From the listing below, pull each line that includes "JSON".
:::::
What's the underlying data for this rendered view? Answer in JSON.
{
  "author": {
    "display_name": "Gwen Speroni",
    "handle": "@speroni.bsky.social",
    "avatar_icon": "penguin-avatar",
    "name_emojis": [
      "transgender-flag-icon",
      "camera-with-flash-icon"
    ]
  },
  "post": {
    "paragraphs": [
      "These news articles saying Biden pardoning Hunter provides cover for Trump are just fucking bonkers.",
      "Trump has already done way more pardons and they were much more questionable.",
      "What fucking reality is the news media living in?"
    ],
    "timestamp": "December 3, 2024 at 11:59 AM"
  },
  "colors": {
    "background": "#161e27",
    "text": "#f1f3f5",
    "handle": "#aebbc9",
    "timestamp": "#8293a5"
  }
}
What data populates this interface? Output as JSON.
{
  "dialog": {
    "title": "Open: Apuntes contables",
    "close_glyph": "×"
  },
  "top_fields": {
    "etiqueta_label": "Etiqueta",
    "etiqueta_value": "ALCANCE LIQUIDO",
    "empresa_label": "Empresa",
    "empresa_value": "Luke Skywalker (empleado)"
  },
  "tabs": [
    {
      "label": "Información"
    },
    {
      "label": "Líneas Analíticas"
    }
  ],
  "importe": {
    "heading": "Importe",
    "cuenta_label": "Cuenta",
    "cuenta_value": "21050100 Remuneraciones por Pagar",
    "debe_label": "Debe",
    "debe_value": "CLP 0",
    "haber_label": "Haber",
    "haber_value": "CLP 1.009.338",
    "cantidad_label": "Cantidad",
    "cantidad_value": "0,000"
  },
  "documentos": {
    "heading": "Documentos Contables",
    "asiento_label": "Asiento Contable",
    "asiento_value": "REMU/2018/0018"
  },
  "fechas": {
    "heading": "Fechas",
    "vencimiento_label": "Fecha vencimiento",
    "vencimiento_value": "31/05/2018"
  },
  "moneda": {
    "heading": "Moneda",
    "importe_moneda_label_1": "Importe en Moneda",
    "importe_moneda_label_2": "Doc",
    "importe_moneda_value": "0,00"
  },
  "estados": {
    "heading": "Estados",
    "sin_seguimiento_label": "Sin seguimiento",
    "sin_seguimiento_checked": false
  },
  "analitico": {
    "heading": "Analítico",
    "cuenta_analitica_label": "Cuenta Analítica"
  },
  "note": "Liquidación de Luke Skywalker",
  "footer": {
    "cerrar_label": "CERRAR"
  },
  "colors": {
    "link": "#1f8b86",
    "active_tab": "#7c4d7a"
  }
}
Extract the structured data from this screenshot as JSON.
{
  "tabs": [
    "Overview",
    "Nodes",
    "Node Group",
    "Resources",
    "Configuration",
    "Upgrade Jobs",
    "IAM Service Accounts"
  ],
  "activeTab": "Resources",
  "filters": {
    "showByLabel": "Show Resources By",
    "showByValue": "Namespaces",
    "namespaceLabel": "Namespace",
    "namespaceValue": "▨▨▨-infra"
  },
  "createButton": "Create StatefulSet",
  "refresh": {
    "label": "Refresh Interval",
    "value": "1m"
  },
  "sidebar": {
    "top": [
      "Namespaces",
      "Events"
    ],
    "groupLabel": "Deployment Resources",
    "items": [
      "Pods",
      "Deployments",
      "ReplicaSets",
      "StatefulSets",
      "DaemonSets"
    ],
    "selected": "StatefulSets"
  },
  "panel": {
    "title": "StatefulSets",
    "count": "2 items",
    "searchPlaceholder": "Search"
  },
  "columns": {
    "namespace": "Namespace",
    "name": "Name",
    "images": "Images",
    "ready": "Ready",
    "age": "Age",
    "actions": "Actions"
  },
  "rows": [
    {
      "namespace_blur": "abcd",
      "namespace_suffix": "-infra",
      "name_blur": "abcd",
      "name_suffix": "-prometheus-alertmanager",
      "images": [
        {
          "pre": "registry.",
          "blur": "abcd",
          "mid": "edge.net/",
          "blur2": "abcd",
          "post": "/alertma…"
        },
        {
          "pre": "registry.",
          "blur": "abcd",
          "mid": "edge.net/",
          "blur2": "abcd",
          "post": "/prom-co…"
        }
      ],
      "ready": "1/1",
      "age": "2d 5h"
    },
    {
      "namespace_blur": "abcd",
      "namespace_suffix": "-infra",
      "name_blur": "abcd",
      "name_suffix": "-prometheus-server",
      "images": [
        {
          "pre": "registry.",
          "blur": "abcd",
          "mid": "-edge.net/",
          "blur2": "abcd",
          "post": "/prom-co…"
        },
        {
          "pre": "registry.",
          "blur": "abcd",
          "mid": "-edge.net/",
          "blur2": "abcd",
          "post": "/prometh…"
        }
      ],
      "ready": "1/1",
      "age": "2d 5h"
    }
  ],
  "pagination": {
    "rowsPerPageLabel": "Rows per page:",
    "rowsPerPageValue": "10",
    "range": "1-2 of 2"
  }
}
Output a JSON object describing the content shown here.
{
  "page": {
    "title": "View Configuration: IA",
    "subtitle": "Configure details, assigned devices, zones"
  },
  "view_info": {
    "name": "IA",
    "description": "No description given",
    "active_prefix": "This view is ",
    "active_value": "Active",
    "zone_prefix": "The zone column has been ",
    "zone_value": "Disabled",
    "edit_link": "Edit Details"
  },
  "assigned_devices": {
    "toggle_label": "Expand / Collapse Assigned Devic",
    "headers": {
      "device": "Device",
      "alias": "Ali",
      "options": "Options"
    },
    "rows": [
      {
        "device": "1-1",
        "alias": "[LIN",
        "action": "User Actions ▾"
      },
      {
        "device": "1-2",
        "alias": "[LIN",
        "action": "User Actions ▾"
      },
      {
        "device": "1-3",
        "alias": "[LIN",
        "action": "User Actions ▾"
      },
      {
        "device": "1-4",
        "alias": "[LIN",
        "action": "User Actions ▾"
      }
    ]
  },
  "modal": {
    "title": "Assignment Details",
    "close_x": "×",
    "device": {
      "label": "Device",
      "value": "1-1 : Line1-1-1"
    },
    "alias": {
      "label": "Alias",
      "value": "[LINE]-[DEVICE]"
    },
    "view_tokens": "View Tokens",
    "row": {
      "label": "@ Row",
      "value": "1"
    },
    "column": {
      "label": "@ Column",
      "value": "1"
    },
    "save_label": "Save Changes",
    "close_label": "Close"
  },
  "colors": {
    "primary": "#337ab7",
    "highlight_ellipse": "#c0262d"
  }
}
:::::
◆ Exercise result:
What's the underlying data for this rendered view? Answer in JSON.
What data populates this interface? Output as JSON.
Extract the structured data from this screenshot as JSON.
Output a JSON object describing the content shown here.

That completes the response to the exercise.